begin SUPPLIED INFORMATION
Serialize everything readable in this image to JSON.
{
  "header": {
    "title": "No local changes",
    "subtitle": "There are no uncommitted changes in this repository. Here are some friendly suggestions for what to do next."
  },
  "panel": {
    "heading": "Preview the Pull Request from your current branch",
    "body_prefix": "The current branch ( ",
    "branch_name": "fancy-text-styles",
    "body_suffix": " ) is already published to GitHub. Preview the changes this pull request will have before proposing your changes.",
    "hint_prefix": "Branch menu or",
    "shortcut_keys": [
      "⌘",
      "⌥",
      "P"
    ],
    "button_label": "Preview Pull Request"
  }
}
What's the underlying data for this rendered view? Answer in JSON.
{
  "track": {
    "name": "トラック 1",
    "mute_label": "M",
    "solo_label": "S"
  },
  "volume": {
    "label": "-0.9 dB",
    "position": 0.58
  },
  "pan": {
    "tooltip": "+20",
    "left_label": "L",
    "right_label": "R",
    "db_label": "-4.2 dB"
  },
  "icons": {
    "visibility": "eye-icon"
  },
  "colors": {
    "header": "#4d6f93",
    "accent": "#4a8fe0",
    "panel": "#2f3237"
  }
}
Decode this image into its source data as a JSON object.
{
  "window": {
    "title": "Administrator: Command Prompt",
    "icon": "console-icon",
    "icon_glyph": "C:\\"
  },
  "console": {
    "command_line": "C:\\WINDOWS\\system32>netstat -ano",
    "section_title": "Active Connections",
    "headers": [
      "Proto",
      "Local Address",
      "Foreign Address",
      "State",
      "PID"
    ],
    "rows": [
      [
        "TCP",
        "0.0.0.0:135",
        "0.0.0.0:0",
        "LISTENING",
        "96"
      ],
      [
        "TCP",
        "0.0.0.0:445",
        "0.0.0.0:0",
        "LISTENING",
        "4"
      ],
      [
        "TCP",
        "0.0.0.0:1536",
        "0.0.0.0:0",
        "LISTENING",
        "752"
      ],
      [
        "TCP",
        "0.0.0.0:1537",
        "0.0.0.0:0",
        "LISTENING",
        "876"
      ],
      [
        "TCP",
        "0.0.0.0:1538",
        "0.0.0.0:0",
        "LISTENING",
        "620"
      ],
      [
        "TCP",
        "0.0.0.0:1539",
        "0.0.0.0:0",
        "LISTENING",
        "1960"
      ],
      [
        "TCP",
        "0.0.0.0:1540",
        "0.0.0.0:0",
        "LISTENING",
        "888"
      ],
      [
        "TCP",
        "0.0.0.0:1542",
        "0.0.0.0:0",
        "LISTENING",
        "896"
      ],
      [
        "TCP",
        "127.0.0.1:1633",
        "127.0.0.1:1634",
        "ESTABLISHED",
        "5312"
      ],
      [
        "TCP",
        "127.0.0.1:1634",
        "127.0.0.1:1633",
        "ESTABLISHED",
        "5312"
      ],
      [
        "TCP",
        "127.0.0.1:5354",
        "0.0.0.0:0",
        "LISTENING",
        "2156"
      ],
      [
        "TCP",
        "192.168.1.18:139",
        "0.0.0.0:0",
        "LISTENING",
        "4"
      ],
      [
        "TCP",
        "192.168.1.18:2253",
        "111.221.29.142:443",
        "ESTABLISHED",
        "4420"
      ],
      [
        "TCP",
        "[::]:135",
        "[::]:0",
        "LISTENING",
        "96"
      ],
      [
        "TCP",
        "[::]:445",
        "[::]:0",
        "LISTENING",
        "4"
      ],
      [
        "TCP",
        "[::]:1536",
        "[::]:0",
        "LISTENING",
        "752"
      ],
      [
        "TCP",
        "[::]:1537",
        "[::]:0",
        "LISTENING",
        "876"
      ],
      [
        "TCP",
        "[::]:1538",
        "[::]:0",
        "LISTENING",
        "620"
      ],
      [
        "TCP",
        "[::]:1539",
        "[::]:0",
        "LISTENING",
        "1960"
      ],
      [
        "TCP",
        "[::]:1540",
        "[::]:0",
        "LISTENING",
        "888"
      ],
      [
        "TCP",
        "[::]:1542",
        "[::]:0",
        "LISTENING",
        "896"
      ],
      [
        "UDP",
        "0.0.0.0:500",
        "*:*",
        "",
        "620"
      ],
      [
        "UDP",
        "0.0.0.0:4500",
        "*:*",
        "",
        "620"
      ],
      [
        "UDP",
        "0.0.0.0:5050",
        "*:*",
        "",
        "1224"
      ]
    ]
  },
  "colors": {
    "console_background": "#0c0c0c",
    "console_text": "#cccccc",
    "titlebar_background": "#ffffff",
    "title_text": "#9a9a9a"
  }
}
end SUPPLIED INFORMATION
Copy out the whole listing exactly as written.

→ **OUTPUT FOR THIS TASK**:
Serialize everything readable in this image to JSON.
{
  "header": {
    "title": "No local changes",
    "subtitle": "There are no uncommitted changes in this repository. Here are some friendly suggestions for what to do next."
  },
  "panel": {
    "heading": "Preview the Pull Request from your current branch",
    "body_prefix": "The current branch ( ",
    "branch_name": "fancy-text-styles",
    "body_suffix": " ) is already published to GitHub. Preview the changes this pull request will have before proposing your changes.",
    "hint_prefix": "Branch menu or",
    "shortcut_keys": [
      "⌘",
      "⌥",
      "P"
    ],
    "button_label": "Preview Pull Request"
  }
}
What's the underlying data for this rendered view? Answer in JSON.
{
  "track": {
    "name": "トラック 1",
    "mute_label": "M",
    "solo_label": "S"
  },
  "volume": {
    "label": "-0.9 dB",
    "position": 0.58
  },
  "pan": {
    "tooltip": "+20",
    "left_label": "L",
    "right_label": "R",
    "db_label": "-4.2 dB"
  },
  "icons": {
    "visibility": "eye-icon"
  },
  "colors": {
    "header": "#4d6f93",
    "accent": "#4a8fe0",
    "panel": "#2f3237"
  }
}
Decode this image into its source data as a JSON object.
{
  "window": {
    "title": "Administrator: Command Prompt",
    "icon": "console-icon",
    "icon_glyph": "C:\\"
  },
  "console": {
    "command_line": "C:\\WINDOWS\\system32>netstat -ano",
    "section_title": "Active Connections",
    "headers": [
      "Proto",
      "Local Address",
      "Foreign Address",
      "State",
      "PID"
    ],
    "rows": [
      [
        "TCP",
        "0.0.0.0:135",
        "0.0.0.0:0",
        "LISTENING",
        "96"
      ],
      [
        "TCP",
        "0.0.0.0:445",
        "0.0.0.0:0",
        "LISTENING",
        "4"
      ],
      [
        "TCP",
        "0.0.0.0:1536",
        "0.0.0.0:0",
        "LISTENING",
        "752"
      ],
      [
        "TCP",
        "0.0.0.0:1537",
        "0.0.0.0:0",
        "LISTENING",
        "876"
      ],
      [
        "TCP",
        "0.0.0.0:1538",
        "0.0.0.0:0",
        "LISTENING",
        "620"
      ],
      [
        "TCP",
        "0.0.0.0:1539",
        "0.0.0.0:0",
        "LISTENING",
        "1960"
      ],
      [
        "TCP",
        "0.0.0.0:1540",
        "0.0.0.0:0",
        "LISTENING",
        "888"
      ],
      [
        "TCP",
        "0.0.0.0:1542",
        "0.0.0.0:0",
        "LISTENING",
        "896"
      ],
      [
        "TCP",
        "127.0.0.1:1633",
        "127.0.0.1:1634",
        "ESTABLISHED",
        "5312"
      ],
      [
        "TCP",
        "127.0.0.1:1634",
        "127.0.0.1:1633",
        "ESTABLISHED",
        "5312"
      ],
      [
        "TCP",
        "127.0.0.1:5354",
        "0.0.0.0:0",
        "LISTENING",
        "2156"
      ],
      [
        "TCP",
        "192.168.1.18:139",
        "0.0.0.0:0",
        "LISTENING",
        "4"
      ],
      [
        "TCP",
        "192.168.1.18:2253",
        "111.221.29.142:443",
        "ESTABLISHED",
        "4420"
      ],
      [
        "TCP",
        "[::]:135",
        "[::]:0",
        "LISTENING",
        "96"
      ],
      [
        "TCP",
        "[::]:445",
        "[::]:0",
        "LISTENING",
        "4"
      ],
      [
        "TCP",
        "[::]:1536",
        "[::]:0",
        "LISTENING",
        "752"
      ],
      [
        "TCP",
        "[::]:1537",
        "[::]:0",
        "LISTENING",
        "876"
      ],
      [
        "TCP",
        "[::]:1538",
        "[::]:0",
        "LISTENING",
        "620"
      ],
      [
        "TCP",
        "[::]:1539",
        "[::]:0",
        "LISTENING",
        "1960"
      ],
      [
        "TCP",
        "[::]:1540",
        "[::]:0",
        "LISTENING",
        "888"
      ],
      [
        "TCP",
        "[::]:1542",
        "[::]:0",
        "LISTENING",
        "896"
      ],
      [
        "UDP",
        "0.0.0.0:500",
        "*:*",
        "",
        "620"
      ],
      [
        "UDP",
        "0.0.0.0:4500",
        "*:*",
        "",
        "620"
      ],
      [
        "UDP",
        "0.0.0.0:5050",
        "*:*",
        "",
        "1224"
      ]
    ]
  },
  "colors": {
    "console_background": "#0c0c0c",
    "console_text": "#cccccc",
    "titlebar_background": "#ffffff",
    "title_text": "#9a9a9a"
  }
}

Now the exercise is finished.